* _Working data_:
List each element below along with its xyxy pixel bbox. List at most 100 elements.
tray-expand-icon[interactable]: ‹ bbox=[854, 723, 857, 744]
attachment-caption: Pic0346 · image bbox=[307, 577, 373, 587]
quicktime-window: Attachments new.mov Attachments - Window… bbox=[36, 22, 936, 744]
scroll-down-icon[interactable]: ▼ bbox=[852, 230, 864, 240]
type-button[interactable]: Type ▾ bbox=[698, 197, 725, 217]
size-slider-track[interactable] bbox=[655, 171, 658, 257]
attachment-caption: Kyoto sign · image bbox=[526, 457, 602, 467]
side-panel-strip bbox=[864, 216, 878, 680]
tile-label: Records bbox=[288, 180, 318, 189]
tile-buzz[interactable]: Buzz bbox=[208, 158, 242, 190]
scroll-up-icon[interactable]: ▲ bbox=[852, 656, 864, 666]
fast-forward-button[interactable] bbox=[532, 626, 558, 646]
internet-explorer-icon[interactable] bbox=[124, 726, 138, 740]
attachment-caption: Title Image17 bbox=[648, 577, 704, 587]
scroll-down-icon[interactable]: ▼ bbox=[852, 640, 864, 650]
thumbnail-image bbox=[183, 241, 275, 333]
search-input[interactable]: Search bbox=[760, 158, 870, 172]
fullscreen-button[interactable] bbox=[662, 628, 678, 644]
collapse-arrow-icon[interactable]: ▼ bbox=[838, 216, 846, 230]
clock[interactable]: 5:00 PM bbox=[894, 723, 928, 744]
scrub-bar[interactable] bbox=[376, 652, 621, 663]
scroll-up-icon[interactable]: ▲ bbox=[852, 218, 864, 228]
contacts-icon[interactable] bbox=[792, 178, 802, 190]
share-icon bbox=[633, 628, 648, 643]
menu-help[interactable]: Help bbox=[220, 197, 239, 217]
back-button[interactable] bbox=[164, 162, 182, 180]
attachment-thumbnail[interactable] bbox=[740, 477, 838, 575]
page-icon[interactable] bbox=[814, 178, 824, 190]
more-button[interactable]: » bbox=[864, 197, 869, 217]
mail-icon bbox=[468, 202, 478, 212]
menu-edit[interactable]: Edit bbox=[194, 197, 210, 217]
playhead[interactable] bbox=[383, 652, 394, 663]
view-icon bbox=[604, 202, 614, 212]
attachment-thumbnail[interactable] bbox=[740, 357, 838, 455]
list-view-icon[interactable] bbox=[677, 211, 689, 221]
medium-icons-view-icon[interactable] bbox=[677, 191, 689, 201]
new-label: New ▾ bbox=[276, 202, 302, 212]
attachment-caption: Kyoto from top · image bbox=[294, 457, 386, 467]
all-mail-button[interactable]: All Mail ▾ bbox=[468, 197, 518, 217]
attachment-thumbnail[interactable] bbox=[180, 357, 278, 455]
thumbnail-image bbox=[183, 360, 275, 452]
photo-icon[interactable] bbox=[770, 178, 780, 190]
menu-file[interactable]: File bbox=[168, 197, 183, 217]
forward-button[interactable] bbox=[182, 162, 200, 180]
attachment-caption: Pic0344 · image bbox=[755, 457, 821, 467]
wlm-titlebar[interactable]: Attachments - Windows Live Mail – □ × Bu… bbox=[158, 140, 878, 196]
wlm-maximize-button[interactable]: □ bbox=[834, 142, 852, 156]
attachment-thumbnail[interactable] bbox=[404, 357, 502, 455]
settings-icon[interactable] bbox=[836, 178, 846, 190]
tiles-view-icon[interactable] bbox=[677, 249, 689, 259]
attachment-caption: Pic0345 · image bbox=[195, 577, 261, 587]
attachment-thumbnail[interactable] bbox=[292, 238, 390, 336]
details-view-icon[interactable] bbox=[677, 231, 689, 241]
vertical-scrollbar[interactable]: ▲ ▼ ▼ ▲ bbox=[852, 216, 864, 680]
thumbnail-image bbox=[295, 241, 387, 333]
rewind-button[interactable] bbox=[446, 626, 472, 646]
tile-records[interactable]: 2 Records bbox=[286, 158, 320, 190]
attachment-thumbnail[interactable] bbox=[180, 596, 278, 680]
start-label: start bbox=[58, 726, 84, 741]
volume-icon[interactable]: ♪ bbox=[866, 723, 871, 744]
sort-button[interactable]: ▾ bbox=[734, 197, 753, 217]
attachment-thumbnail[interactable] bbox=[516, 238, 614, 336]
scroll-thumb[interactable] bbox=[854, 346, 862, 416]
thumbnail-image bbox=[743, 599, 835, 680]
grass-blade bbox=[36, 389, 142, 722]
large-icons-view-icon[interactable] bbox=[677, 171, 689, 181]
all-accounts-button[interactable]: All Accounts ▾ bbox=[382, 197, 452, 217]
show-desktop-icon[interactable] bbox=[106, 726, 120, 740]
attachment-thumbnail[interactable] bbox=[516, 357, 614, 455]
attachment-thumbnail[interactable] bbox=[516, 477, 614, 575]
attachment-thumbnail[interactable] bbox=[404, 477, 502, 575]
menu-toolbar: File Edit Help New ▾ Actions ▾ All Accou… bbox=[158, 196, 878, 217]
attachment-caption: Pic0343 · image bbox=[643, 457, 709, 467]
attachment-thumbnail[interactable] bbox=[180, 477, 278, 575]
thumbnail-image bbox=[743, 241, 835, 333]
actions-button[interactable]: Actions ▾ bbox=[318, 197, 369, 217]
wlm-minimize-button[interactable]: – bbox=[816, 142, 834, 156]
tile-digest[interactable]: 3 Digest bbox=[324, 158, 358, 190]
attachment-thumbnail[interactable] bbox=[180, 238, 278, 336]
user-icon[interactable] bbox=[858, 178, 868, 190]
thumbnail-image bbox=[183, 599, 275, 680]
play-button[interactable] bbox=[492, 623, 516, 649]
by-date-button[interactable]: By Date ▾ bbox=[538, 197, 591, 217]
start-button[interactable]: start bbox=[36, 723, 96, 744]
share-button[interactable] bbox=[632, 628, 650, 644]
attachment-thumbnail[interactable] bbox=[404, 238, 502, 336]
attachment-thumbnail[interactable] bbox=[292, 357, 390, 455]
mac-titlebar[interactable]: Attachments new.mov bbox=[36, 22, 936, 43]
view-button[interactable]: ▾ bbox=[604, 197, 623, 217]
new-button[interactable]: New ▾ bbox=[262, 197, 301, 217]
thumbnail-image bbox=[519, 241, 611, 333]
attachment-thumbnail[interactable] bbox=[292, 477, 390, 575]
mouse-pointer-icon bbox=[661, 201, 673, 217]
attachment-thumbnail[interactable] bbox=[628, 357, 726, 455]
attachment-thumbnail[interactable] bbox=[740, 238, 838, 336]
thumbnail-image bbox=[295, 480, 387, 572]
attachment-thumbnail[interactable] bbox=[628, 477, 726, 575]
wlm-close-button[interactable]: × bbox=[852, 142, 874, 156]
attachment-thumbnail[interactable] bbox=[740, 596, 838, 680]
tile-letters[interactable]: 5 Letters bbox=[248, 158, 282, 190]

* _Exercise_:
Reproduce every entry above word for word, keeping each line in its original order.

* _Response_:
List each element below along with its xyxy pixel bbox. List at most 100 elements.
tray-expand-icon[interactable]: ‹ bbox=[854, 723, 857, 744]
attachment-caption: Pic0346 · image bbox=[307, 577, 373, 587]
quicktime-window: Attachments new.mov Attachments - Window… bbox=[36, 22, 936, 744]
scroll-down-icon[interactable]: ▼ bbox=[852, 230, 864, 240]
type-button[interactable]: Type ▾ bbox=[698, 197, 725, 217]
size-slider-track[interactable] bbox=[655, 171, 658, 257]
attachment-caption: Kyoto sign · image bbox=[526, 457, 602, 467]
side-panel-strip bbox=[864, 216, 878, 680]
tile-label: Records bbox=[288, 180, 318, 189]
tile-buzz[interactable]: Buzz bbox=[208, 158, 242, 190]
scroll-up-icon[interactable]: ▲ bbox=[852, 656, 864, 666]
fast-forward-button[interactable] bbox=[532, 626, 558, 646]
internet-explorer-icon[interactable] bbox=[124, 726, 138, 740]
attachment-caption: Title Image17 bbox=[648, 577, 704, 587]
scroll-down-icon[interactable]: ▼ bbox=[852, 640, 864, 650]
thumbnail-image bbox=[183, 241, 275, 333]
search-input[interactable]: Search bbox=[760, 158, 870, 172]
fullscreen-button[interactable] bbox=[662, 628, 678, 644]
collapse-arrow-icon[interactable]: ▼ bbox=[838, 216, 846, 230]
clock[interactable]: 5:00 PM bbox=[894, 723, 928, 744]
scrub-bar[interactable] bbox=[376, 652, 621, 663]
scroll-up-icon[interactable]: ▲ bbox=[852, 218, 864, 228]
contacts-icon[interactable] bbox=[792, 178, 802, 190]
share-icon bbox=[633, 628, 648, 643]
menu-help[interactable]: Help bbox=[220, 197, 239, 217]
back-button[interactable] bbox=[164, 162, 182, 180]
attachment-thumbnail[interactable] bbox=[740, 477, 838, 575]
page-icon[interactable] bbox=[814, 178, 824, 190]
more-button[interactable]: » bbox=[864, 197, 869, 217]
mail-icon bbox=[468, 202, 478, 212]
menu-edit[interactable]: Edit bbox=[194, 197, 210, 217]
playhead[interactable] bbox=[383, 652, 394, 663]
view-icon bbox=[604, 202, 614, 212]
attachment-thumbnail[interactable] bbox=[740, 357, 838, 455]
list-view-icon[interactable] bbox=[677, 211, 689, 221]
medium-icons-view-icon[interactable] bbox=[677, 191, 689, 201]
new-label: New ▾ bbox=[276, 202, 302, 212]
attachment-caption: Kyoto from top · image bbox=[294, 457, 386, 467]
all-mail-button[interactable]: All Mail ▾ bbox=[468, 197, 518, 217]
attachment-thumbnail[interactable] bbox=[180, 357, 278, 455]
thumbnail-image bbox=[183, 360, 275, 452]
photo-icon[interactable] bbox=[770, 178, 780, 190]
menu-file[interactable]: File bbox=[168, 197, 183, 217]
forward-button[interactable] bbox=[182, 162, 200, 180]
attachment-caption: Pic0344 · image bbox=[755, 457, 821, 467]
wlm-titlebar[interactable]: Attachments - Windows Live Mail – □ × Bu… bbox=[158, 140, 878, 196]
wlm-maximize-button[interactable]: □ bbox=[834, 142, 852, 156]
attachment-thumbnail[interactable] bbox=[404, 357, 502, 455]
settings-icon[interactable] bbox=[836, 178, 846, 190]
tiles-view-icon[interactable] bbox=[677, 249, 689, 259]
attachment-caption: Pic0345 · image bbox=[195, 577, 261, 587]
attachment-thumbnail[interactable] bbox=[292, 238, 390, 336]
details-view-icon[interactable] bbox=[677, 231, 689, 241]
vertical-scrollbar[interactable]: ▲ ▼ ▼ ▲ bbox=[852, 216, 864, 680]
thumbnail-image bbox=[295, 241, 387, 333]
rewind-button[interactable] bbox=[446, 626, 472, 646]
tile-records[interactable]: 2 Records bbox=[286, 158, 320, 190]
attachment-thumbnail[interactable] bbox=[180, 596, 278, 680]
start-label: start bbox=[58, 726, 84, 741]
volume-icon[interactable]: ♪ bbox=[866, 723, 871, 744]
sort-button[interactable]: ▾ bbox=[734, 197, 753, 217]
attachment-thumbnail[interactable] bbox=[516, 238, 614, 336]
scroll-thumb[interactable] bbox=[854, 346, 862, 416]
thumbnail-image bbox=[743, 599, 835, 680]
grass-blade bbox=[36, 389, 142, 722]
large-icons-view-icon[interactable] bbox=[677, 171, 689, 181]
all-accounts-button[interactable]: All Accounts ▾ bbox=[382, 197, 452, 217]
show-desktop-icon[interactable] bbox=[106, 726, 120, 740]
attachment-thumbnail[interactable] bbox=[516, 357, 614, 455]
attachment-thumbnail[interactable] bbox=[516, 477, 614, 575]
attachment-thumbnail[interactable] bbox=[404, 477, 502, 575]
menu-toolbar: File Edit Help New ▾ Actions ▾ All Accou… bbox=[158, 196, 878, 217]
attachment-caption: Pic0343 · image bbox=[643, 457, 709, 467]
attachment-thumbnail[interactable] bbox=[180, 477, 278, 575]
thumbnail-image bbox=[743, 241, 835, 333]
actions-button[interactable]: Actions ▾ bbox=[318, 197, 369, 217]
wlm-minimize-button[interactable]: – bbox=[816, 142, 834, 156]
tile-digest[interactable]: 3 Digest bbox=[324, 158, 358, 190]
attachment-thumbnail[interactable] bbox=[180, 238, 278, 336]
user-icon[interactable] bbox=[858, 178, 868, 190]
thumbnail-image bbox=[183, 599, 275, 680]
play-button[interactable] bbox=[492, 623, 516, 649]
by-date-button[interactable]: By Date ▾ bbox=[538, 197, 591, 217]
start-button[interactable]: start bbox=[36, 723, 96, 744]
share-button[interactable] bbox=[632, 628, 650, 644]
attachment-thumbnail[interactable] bbox=[404, 238, 502, 336]
attachment-thumbnail[interactable] bbox=[292, 357, 390, 455]
mac-titlebar[interactable]: Attachments new.mov bbox=[36, 22, 936, 43]
view-button[interactable]: ▾ bbox=[604, 197, 623, 217]
new-button[interactable]: New ▾ bbox=[262, 197, 301, 217]
thumbnail-image bbox=[519, 241, 611, 333]
attachment-thumbnail[interactable] bbox=[292, 477, 390, 575]
mouse-pointer-icon bbox=[661, 201, 673, 217]
attachment-thumbnail[interactable] bbox=[628, 357, 726, 455]
attachment-thumbnail[interactable] bbox=[740, 238, 838, 336]
thumbnail-image bbox=[295, 480, 387, 572]
attachment-thumbnail[interactable] bbox=[628, 477, 726, 575]
wlm-close-button[interactable]: × bbox=[852, 142, 874, 156]
attachment-thumbnail[interactable] bbox=[740, 596, 838, 680]
tile-letters[interactable]: 5 Letters bbox=[248, 158, 282, 190]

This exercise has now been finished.